Chart and figure data:

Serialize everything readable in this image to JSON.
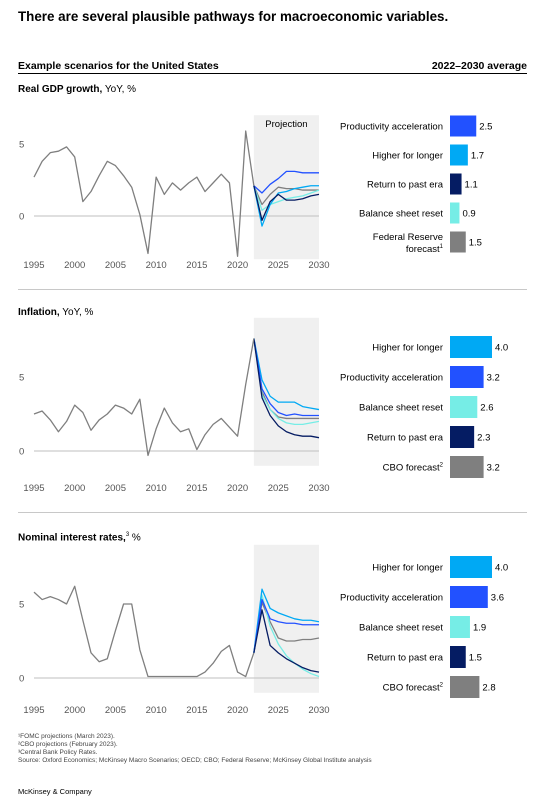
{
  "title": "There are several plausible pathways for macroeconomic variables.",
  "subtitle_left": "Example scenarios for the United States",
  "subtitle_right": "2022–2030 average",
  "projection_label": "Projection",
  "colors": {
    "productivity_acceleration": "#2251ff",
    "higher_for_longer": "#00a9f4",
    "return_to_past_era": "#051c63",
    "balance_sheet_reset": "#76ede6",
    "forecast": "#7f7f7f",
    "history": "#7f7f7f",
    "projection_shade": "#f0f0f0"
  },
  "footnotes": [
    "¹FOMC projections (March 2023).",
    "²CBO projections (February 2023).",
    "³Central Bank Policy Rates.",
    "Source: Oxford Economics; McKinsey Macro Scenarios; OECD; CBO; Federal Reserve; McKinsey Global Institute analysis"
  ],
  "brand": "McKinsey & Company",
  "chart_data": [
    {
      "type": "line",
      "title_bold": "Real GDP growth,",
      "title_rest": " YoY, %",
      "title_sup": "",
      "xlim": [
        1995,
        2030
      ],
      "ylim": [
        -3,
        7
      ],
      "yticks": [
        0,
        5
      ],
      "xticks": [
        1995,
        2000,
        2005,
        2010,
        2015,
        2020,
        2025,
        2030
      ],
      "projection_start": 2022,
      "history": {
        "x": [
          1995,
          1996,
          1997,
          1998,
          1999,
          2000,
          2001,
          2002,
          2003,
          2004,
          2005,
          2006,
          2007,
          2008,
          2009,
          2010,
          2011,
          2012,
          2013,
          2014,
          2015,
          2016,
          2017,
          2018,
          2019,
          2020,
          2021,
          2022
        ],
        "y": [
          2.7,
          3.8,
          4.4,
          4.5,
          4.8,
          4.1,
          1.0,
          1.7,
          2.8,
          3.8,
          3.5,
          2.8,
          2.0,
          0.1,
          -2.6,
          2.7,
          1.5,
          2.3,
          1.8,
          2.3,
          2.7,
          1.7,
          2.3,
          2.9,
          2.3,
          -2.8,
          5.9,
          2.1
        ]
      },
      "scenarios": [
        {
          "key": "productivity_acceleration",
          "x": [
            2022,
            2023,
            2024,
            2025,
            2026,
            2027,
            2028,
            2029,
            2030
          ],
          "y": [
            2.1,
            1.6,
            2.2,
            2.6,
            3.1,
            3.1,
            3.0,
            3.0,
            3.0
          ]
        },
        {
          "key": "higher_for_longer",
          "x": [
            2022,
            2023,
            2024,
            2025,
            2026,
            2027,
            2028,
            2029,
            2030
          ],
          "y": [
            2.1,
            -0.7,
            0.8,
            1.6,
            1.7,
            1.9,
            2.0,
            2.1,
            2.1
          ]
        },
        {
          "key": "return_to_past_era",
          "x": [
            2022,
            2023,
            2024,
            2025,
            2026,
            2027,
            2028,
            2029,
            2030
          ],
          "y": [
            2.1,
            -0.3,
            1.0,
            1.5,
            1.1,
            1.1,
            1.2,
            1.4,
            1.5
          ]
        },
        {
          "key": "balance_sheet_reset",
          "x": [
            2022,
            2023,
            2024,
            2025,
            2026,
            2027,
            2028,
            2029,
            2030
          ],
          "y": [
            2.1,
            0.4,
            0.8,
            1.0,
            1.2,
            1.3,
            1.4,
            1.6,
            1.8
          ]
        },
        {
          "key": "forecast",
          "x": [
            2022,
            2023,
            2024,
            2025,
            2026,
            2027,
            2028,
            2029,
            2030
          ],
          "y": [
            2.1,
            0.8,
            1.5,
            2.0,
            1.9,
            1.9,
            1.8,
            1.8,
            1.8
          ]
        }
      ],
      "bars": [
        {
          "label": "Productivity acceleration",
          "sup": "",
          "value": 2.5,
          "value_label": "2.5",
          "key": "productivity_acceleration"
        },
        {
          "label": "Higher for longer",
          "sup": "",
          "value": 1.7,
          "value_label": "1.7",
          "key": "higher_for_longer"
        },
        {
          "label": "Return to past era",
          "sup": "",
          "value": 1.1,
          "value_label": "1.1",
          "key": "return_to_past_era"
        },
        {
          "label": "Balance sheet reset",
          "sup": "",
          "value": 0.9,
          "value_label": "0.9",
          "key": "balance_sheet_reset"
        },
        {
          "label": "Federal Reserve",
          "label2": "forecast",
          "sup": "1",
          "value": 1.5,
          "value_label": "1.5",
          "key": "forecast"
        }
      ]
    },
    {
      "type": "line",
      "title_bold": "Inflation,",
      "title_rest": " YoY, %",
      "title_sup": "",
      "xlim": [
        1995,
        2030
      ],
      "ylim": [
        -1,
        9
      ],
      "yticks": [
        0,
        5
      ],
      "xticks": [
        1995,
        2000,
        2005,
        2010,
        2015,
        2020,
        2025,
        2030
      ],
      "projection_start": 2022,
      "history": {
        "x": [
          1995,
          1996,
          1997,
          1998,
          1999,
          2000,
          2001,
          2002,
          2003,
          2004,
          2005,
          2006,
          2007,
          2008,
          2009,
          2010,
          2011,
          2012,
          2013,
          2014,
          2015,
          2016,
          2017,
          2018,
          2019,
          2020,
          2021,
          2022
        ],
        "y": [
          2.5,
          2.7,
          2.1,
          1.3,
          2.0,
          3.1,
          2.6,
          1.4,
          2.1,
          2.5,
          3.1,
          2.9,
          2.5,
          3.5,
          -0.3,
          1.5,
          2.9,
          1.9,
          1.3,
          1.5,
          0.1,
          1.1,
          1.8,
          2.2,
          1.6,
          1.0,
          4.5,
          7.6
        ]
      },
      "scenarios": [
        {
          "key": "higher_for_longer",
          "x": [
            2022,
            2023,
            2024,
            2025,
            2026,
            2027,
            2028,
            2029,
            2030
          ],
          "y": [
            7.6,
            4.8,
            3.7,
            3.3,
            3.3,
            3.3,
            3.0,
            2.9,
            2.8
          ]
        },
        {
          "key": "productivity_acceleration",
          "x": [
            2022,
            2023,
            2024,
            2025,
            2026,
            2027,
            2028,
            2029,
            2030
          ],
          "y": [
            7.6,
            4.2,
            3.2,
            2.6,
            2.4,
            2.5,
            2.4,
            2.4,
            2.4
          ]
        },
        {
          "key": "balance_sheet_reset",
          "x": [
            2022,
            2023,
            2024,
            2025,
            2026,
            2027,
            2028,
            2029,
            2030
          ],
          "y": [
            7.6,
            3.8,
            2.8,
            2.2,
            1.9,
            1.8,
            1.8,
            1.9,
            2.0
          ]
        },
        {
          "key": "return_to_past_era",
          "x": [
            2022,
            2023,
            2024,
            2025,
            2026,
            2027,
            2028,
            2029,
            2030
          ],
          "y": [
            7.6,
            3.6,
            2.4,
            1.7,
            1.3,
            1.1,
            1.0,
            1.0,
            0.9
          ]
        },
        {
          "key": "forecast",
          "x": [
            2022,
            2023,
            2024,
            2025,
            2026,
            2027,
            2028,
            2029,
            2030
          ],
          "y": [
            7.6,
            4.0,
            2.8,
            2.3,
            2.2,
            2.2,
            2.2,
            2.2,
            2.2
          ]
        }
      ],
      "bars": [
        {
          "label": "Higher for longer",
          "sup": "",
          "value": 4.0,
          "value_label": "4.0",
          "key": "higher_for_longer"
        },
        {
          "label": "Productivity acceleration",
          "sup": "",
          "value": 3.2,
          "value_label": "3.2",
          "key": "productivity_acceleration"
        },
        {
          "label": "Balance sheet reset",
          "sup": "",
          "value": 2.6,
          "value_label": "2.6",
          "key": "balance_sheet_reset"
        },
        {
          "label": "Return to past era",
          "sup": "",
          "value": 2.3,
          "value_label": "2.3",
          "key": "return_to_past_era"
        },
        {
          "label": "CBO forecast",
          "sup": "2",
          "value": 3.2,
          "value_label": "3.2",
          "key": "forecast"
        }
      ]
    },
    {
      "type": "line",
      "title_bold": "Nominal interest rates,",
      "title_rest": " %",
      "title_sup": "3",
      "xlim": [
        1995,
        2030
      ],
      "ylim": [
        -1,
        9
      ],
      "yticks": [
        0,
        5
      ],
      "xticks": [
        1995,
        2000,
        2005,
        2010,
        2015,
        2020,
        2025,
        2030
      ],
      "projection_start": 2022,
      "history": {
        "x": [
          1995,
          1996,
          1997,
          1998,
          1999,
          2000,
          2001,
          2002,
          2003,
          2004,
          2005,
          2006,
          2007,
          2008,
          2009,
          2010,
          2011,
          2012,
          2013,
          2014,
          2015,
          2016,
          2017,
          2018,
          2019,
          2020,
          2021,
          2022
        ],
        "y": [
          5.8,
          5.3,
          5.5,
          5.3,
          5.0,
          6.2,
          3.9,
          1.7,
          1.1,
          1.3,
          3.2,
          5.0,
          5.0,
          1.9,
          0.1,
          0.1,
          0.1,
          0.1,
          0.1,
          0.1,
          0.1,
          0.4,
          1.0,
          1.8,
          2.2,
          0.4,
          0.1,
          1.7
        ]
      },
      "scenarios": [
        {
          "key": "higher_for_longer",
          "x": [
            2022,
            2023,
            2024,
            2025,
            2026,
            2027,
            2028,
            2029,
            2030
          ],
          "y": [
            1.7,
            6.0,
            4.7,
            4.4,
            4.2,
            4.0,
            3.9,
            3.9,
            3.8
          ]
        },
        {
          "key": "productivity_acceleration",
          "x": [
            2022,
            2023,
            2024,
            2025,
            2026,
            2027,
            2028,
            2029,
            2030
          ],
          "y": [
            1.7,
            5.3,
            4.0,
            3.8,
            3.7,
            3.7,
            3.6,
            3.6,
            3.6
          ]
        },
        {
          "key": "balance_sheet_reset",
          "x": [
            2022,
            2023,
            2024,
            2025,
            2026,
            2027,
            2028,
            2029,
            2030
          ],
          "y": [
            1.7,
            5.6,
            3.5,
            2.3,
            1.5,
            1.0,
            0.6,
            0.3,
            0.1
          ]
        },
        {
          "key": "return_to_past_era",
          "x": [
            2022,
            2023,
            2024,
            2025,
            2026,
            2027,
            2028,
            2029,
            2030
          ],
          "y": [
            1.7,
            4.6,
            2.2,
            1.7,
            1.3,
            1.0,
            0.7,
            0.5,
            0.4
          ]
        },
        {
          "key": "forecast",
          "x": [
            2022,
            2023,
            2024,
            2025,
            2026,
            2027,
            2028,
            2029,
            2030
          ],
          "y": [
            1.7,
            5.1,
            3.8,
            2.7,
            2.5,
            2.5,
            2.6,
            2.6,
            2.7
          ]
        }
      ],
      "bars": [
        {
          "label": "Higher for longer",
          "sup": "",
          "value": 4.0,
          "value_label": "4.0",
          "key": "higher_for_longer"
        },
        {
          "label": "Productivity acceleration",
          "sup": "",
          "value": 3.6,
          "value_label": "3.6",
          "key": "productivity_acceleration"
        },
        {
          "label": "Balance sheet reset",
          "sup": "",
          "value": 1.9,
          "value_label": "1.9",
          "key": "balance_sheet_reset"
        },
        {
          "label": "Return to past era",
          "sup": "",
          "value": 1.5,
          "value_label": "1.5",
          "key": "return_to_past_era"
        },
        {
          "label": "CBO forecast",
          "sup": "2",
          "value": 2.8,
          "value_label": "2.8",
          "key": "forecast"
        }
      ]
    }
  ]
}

■ Task instructions: Every line that holds the string "projections" should be returned.

■ Written response:
    "¹FOMC projections (March 2023).",
    "²CBO projections (February 2023).",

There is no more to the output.